Extracted records
--

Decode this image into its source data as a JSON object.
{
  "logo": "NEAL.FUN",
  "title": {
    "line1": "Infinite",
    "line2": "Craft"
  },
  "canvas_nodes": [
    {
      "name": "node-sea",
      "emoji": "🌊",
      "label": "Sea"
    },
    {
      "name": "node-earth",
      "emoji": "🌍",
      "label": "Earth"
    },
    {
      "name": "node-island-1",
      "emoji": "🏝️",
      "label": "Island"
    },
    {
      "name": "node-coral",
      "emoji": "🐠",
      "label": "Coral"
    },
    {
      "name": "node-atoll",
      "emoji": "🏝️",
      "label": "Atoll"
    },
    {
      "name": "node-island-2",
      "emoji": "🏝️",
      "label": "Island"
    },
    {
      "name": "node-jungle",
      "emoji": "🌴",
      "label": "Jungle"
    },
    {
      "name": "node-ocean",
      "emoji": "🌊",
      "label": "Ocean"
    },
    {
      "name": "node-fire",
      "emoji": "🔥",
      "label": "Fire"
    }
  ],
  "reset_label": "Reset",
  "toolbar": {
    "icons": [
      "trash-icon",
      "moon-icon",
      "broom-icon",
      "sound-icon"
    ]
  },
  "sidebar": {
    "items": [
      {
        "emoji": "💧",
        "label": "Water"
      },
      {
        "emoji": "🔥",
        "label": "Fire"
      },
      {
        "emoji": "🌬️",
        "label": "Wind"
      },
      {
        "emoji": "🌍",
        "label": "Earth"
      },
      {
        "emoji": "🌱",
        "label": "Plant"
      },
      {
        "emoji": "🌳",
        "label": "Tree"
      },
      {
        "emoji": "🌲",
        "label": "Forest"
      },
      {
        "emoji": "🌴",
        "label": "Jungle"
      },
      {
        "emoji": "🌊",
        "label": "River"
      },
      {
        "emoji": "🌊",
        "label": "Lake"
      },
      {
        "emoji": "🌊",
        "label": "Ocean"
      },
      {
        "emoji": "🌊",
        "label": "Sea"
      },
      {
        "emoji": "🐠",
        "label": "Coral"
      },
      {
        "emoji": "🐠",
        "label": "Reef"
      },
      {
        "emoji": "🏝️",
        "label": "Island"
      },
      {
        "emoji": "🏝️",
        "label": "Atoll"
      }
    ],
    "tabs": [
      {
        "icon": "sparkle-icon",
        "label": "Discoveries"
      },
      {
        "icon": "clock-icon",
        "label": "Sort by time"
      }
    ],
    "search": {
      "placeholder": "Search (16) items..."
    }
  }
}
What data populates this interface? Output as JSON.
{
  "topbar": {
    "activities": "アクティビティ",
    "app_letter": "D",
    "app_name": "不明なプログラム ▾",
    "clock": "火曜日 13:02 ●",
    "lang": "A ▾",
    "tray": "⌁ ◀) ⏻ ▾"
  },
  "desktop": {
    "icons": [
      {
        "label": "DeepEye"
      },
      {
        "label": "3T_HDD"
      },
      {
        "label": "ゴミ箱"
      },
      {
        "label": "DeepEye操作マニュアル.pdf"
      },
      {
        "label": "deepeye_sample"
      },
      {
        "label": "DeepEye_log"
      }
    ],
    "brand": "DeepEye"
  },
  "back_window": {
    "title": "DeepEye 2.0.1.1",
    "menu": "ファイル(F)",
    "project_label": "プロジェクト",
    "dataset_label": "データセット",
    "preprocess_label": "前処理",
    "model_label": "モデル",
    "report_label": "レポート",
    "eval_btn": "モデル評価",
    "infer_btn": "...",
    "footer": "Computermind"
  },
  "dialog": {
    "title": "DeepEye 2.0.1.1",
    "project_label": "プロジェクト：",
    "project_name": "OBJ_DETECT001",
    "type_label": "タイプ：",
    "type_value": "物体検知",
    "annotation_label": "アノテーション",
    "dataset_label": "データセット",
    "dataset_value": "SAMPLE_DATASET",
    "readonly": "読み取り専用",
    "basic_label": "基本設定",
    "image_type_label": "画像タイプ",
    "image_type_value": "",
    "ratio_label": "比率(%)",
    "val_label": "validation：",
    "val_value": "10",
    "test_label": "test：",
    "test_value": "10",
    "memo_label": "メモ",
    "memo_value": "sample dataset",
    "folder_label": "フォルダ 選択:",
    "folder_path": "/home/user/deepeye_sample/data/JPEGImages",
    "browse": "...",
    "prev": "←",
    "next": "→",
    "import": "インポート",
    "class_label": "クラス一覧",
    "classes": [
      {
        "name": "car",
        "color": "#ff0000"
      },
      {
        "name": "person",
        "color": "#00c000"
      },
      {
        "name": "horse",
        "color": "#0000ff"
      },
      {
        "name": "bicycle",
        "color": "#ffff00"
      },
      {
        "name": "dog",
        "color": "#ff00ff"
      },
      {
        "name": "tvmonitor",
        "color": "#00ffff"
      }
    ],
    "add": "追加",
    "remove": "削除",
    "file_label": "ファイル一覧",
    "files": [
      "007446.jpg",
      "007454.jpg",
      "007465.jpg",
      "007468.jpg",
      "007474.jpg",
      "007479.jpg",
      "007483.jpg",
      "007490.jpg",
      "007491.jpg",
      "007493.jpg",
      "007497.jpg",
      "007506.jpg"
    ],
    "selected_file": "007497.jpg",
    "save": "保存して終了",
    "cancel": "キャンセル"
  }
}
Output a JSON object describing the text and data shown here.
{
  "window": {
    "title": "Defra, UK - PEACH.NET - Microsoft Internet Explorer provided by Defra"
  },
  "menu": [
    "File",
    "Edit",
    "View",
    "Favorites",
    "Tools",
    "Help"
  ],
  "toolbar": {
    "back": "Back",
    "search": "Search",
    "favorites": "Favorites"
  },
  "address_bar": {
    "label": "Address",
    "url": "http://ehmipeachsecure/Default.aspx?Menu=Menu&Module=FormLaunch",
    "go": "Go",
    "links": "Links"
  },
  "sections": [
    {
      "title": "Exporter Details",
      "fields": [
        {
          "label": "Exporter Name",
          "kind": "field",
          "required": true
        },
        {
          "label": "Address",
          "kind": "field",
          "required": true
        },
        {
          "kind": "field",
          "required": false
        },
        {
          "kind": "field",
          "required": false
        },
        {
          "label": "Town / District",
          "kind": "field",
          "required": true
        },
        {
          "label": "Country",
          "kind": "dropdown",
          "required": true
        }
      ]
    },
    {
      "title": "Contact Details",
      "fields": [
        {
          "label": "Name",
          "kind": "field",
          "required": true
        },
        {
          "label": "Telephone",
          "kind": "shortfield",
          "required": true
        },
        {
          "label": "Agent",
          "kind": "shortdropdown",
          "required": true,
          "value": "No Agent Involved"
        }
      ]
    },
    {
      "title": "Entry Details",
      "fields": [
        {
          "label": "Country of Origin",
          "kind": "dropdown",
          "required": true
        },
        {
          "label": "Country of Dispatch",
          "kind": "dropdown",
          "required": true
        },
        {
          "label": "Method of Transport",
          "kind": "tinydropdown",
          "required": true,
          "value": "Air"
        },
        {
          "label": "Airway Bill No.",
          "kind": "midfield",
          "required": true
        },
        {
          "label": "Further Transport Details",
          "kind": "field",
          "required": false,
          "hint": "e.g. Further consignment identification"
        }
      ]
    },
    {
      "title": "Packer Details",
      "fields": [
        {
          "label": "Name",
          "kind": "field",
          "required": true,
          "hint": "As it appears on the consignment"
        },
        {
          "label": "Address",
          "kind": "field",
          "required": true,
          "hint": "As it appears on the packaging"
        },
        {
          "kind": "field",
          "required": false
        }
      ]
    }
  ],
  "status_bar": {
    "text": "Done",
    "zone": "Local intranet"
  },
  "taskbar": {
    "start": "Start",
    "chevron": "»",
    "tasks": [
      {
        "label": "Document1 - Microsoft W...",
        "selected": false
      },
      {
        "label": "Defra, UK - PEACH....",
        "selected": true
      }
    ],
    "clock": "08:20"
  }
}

--

**Task description:**
Extract, from the listing above, every line where the string "Microsoft" occurs.

**Final answer:**
    "title": "Defra, UK - PEACH.NET - Microsoft Internet Explorer provided by Defra"
        "label": "Document1 - Microsoft W...",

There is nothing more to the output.